Goal: Report every line below that holds the word "stretched".

Records from a data source:
>> BEGIN

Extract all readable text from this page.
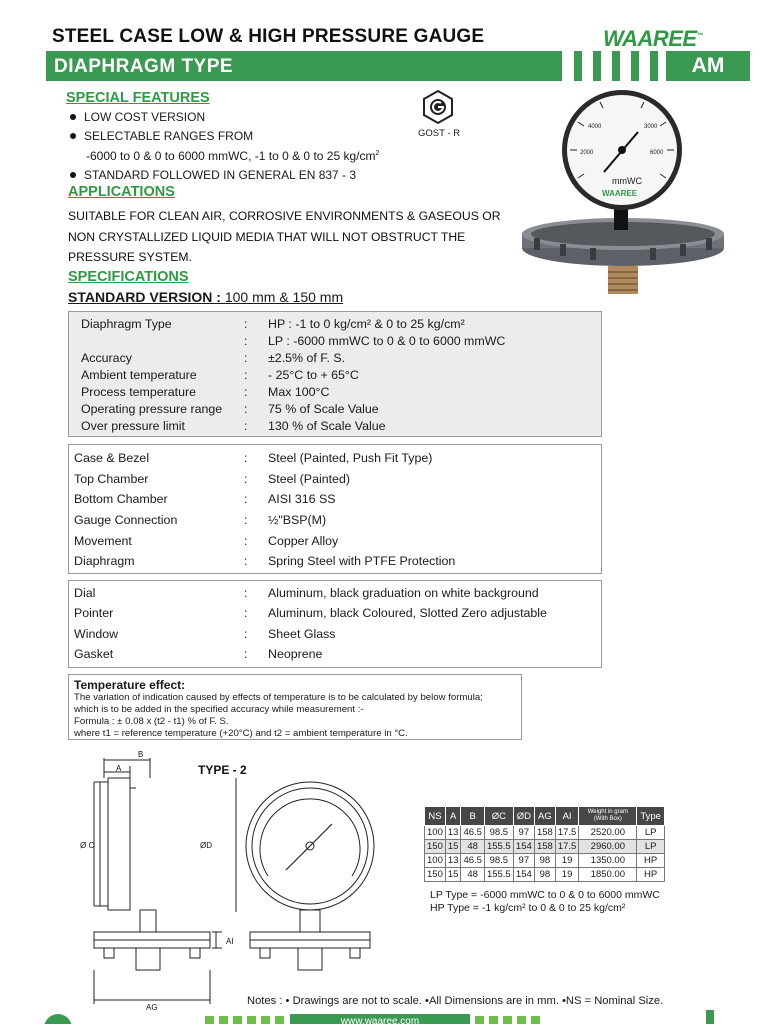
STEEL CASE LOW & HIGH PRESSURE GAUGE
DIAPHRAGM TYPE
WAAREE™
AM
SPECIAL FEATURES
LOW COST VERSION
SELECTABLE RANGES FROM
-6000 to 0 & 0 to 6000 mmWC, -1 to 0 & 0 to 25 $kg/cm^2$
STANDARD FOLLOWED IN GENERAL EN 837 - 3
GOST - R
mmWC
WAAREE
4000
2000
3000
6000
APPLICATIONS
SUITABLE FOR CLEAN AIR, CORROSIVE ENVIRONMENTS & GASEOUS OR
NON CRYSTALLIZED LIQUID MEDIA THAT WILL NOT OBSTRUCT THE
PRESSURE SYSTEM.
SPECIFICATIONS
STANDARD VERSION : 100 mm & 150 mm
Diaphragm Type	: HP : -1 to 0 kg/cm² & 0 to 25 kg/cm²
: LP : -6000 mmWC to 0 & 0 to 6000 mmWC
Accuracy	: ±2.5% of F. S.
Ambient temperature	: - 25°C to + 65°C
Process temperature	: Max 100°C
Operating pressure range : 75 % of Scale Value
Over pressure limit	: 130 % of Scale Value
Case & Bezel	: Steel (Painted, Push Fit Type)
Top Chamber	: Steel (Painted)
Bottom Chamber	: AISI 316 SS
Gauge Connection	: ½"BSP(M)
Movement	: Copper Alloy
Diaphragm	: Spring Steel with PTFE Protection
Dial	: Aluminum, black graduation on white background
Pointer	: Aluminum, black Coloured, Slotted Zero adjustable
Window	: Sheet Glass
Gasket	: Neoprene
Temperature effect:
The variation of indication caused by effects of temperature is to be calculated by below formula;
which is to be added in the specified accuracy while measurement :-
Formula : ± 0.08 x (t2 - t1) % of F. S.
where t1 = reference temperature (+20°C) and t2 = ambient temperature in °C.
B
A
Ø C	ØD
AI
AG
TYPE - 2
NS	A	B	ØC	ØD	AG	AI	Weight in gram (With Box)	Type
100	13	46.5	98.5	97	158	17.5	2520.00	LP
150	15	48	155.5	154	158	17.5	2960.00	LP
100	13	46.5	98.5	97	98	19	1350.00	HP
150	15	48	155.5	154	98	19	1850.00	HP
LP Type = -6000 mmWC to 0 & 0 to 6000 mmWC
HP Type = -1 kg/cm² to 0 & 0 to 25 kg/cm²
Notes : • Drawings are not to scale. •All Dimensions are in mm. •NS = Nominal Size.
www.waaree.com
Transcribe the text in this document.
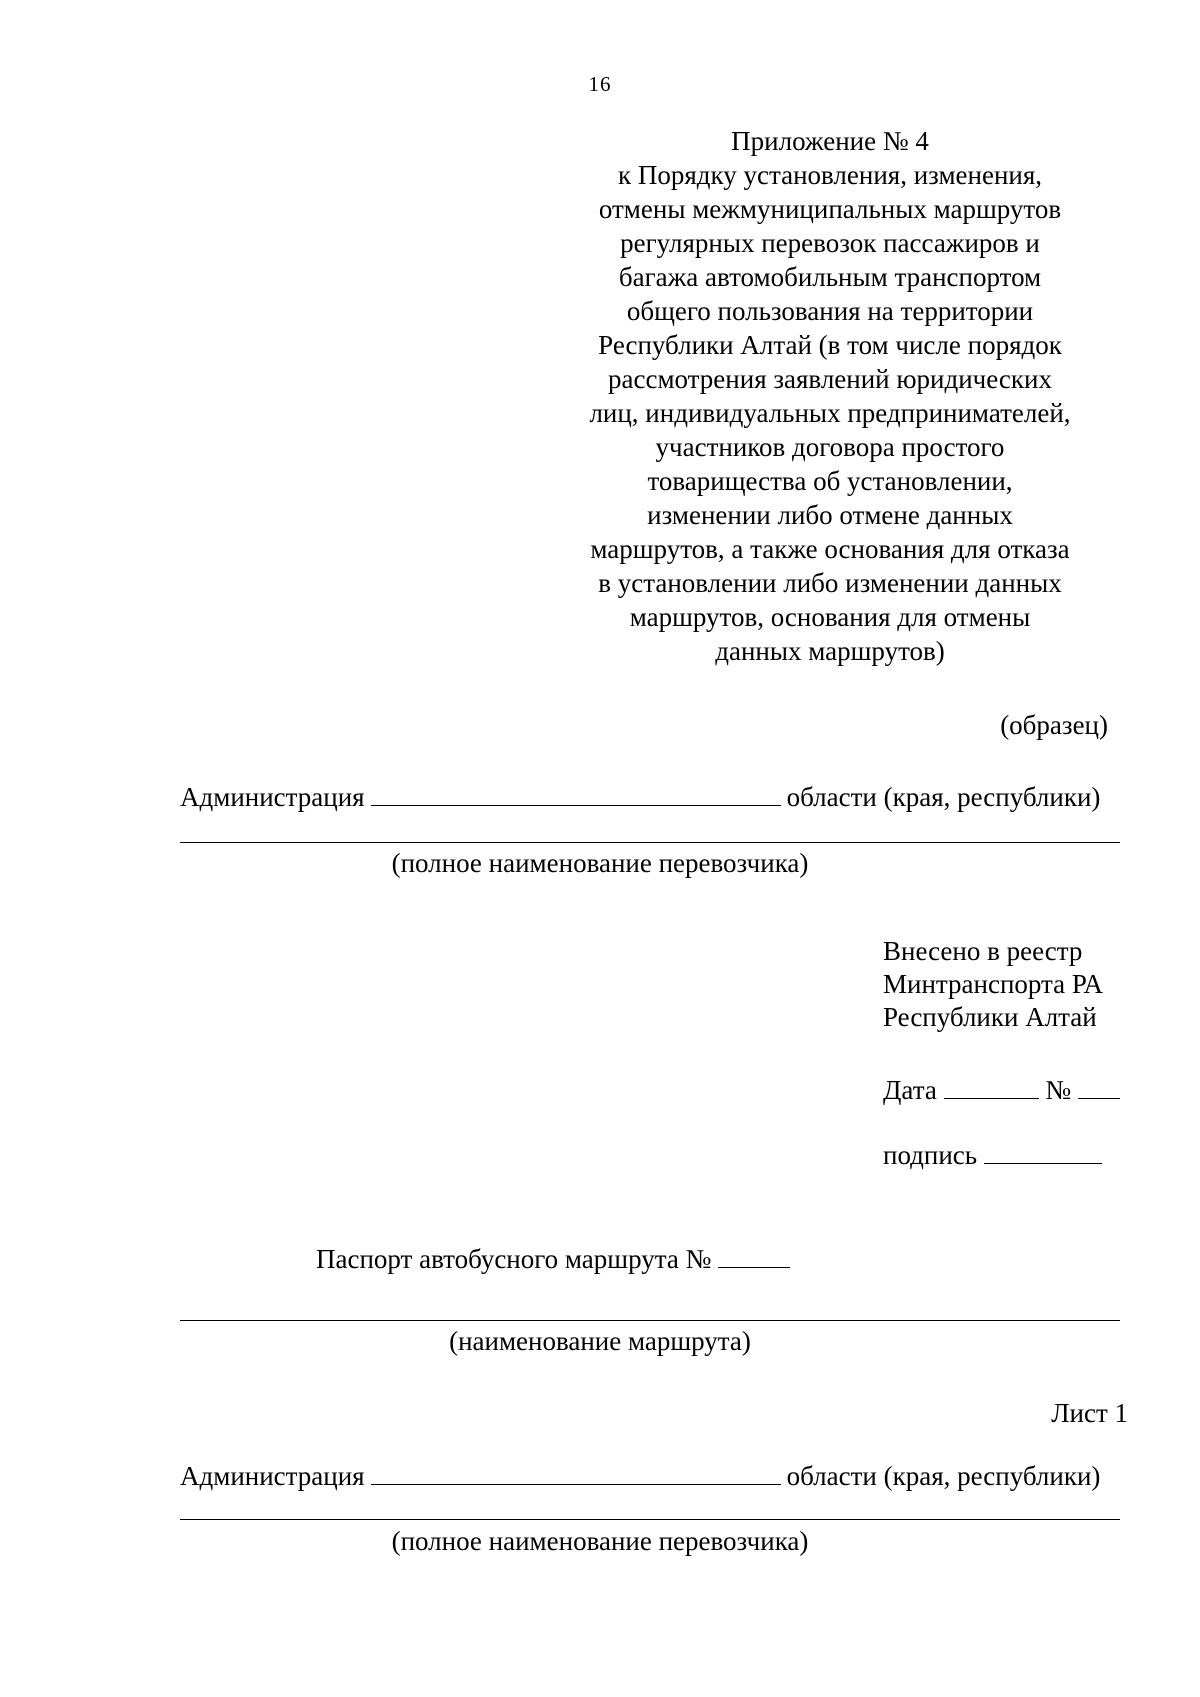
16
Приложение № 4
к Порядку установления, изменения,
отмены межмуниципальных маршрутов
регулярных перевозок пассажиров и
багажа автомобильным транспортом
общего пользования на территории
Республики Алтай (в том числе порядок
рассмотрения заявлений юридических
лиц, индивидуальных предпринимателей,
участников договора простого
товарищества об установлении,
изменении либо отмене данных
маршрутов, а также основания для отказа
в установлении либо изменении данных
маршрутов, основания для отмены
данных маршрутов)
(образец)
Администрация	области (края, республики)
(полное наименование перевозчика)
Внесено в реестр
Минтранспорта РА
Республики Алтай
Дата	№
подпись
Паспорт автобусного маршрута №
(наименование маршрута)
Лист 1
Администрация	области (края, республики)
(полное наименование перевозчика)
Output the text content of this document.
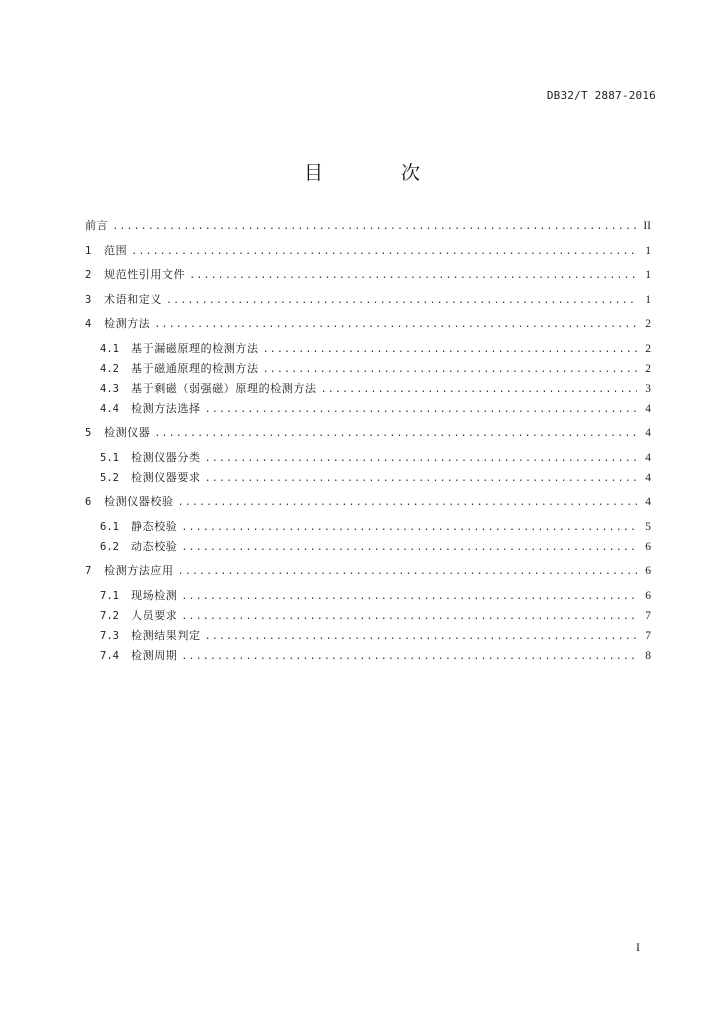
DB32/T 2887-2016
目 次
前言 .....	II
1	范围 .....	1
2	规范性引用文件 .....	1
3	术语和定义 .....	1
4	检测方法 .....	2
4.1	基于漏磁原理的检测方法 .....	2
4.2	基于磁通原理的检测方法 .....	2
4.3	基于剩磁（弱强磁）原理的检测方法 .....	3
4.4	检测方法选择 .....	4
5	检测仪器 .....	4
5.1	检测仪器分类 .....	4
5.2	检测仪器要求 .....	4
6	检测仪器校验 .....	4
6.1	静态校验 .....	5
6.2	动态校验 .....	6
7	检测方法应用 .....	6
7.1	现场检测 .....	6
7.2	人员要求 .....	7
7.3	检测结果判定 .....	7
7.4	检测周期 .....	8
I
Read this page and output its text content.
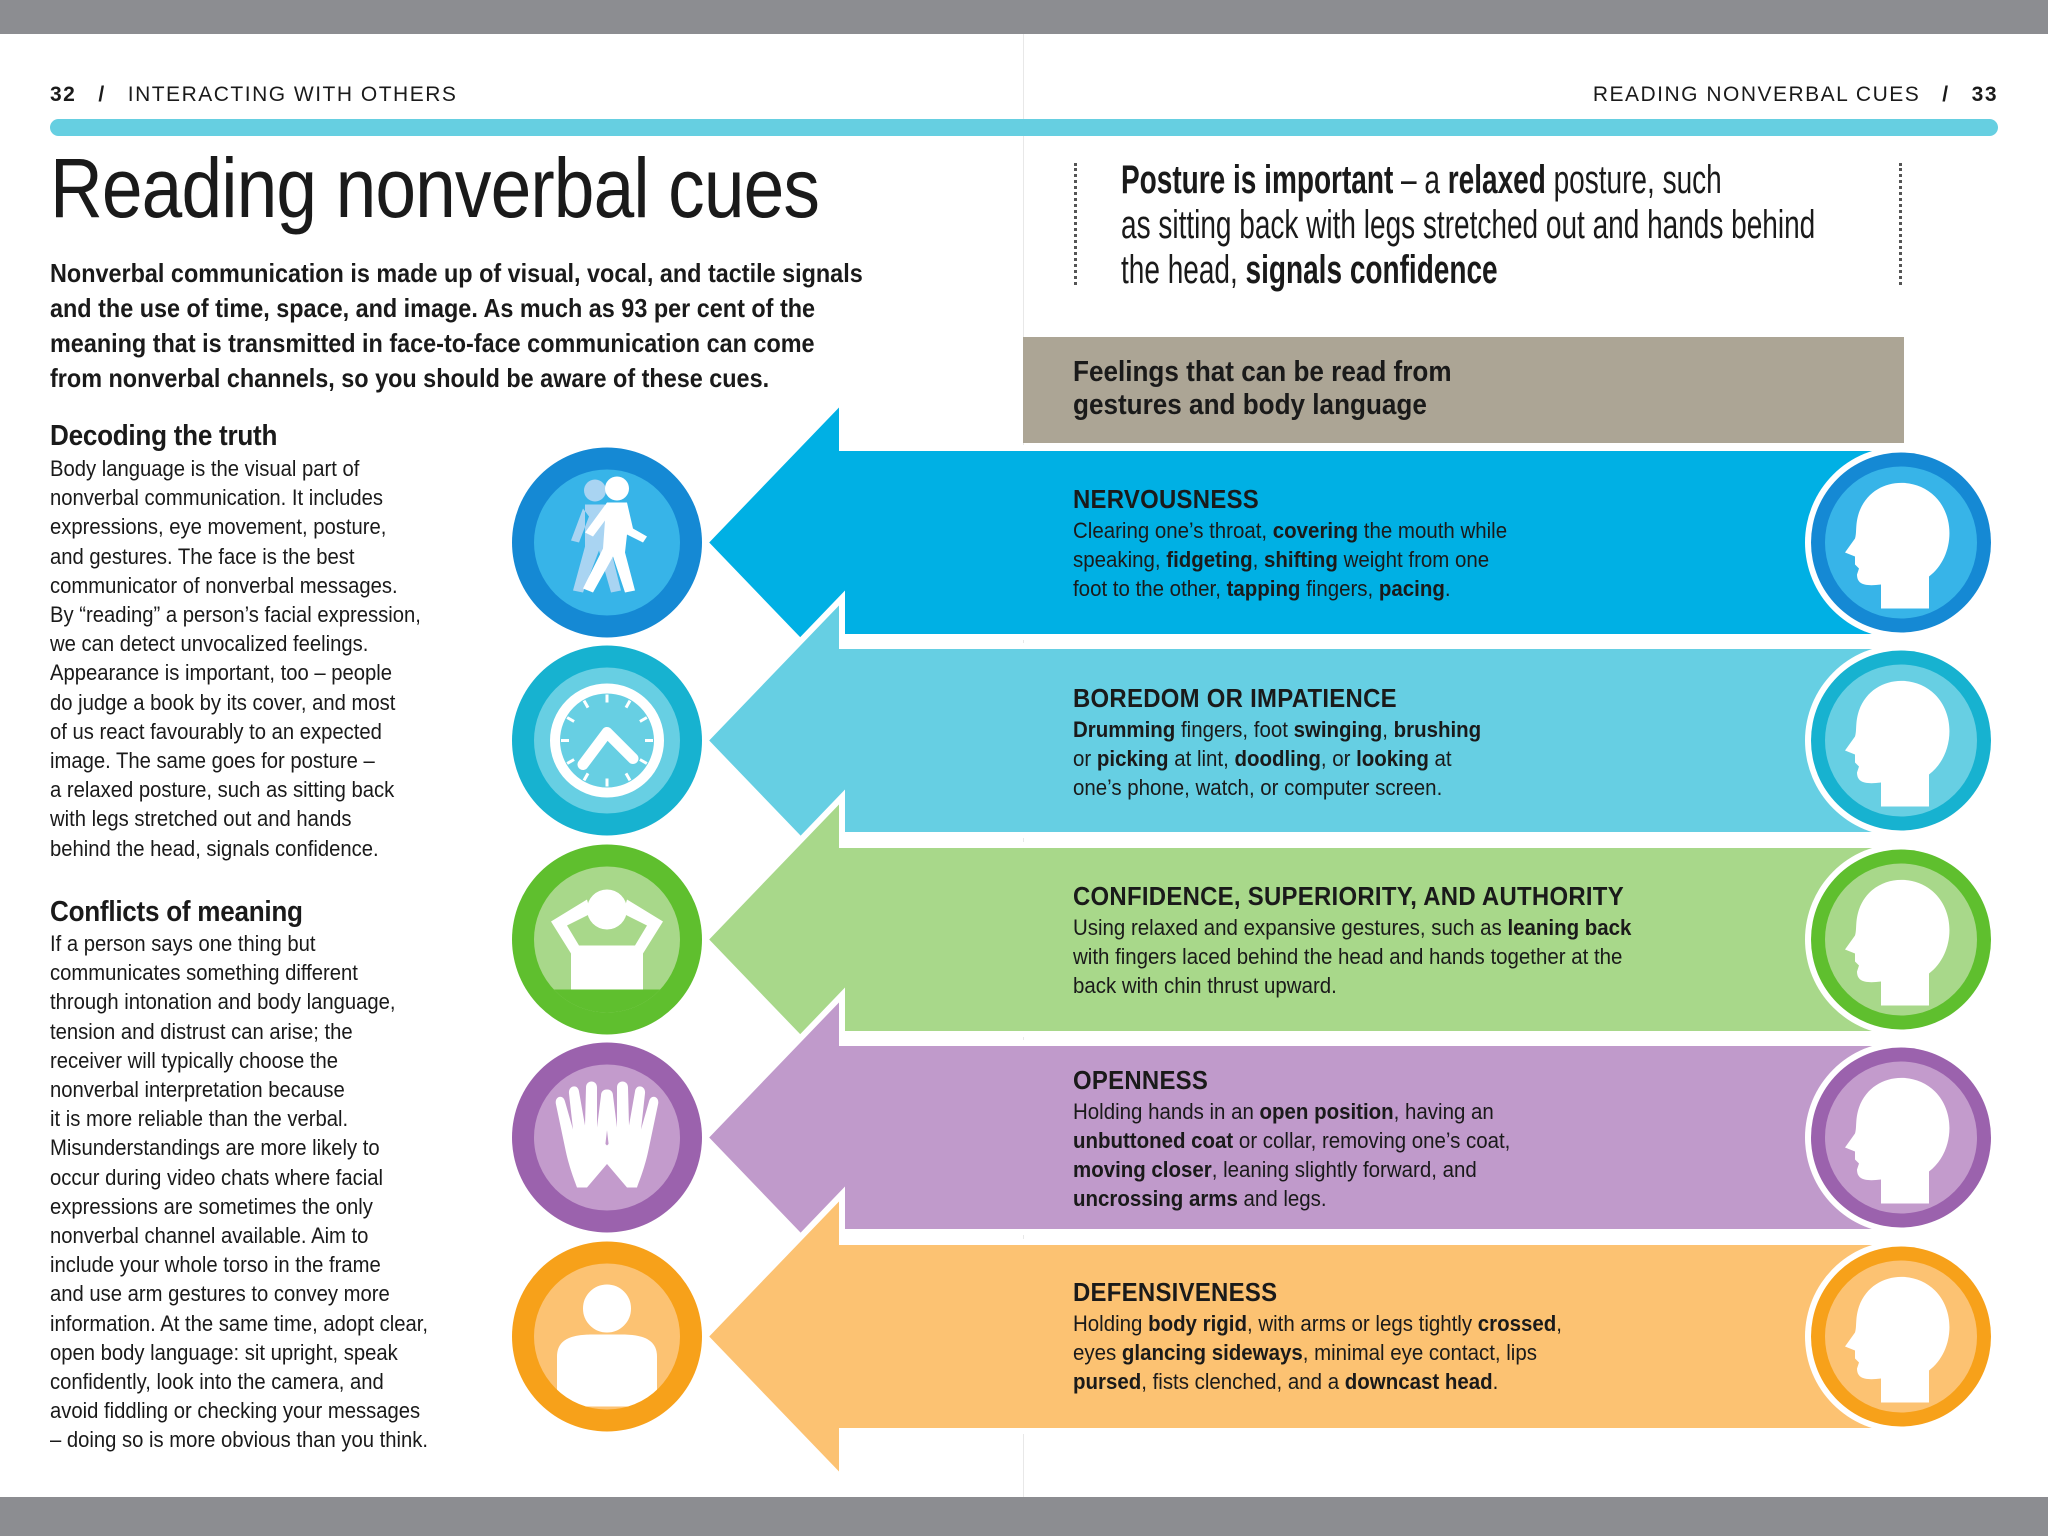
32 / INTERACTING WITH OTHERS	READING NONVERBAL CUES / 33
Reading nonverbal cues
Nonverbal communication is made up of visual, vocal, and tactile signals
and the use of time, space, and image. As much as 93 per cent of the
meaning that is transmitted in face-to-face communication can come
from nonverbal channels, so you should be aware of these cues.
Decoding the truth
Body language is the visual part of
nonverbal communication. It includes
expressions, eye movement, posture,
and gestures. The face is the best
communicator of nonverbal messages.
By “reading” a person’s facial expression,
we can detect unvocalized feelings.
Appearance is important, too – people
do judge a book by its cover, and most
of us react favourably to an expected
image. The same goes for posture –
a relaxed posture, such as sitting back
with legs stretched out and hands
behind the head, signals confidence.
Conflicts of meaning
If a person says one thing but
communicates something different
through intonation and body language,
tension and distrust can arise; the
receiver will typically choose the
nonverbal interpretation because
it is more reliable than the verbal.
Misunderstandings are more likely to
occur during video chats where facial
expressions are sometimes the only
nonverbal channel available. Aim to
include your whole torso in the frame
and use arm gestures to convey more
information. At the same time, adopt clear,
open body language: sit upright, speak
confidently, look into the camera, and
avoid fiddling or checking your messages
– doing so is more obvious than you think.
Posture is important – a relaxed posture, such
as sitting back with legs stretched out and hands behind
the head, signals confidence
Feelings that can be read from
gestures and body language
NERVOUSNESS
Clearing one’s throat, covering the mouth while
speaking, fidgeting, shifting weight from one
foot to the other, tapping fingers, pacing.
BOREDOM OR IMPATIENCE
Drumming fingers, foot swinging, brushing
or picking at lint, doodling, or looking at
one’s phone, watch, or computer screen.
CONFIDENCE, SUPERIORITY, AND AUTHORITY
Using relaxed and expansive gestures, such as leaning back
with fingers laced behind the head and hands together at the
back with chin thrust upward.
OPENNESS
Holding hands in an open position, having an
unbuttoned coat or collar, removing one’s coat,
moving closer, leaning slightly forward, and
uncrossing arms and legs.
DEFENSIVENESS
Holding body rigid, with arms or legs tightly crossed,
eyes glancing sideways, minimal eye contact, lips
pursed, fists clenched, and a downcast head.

>> END

Expected answer:
with legs stretched out and hands
as sitting back with legs stretched out and hands behind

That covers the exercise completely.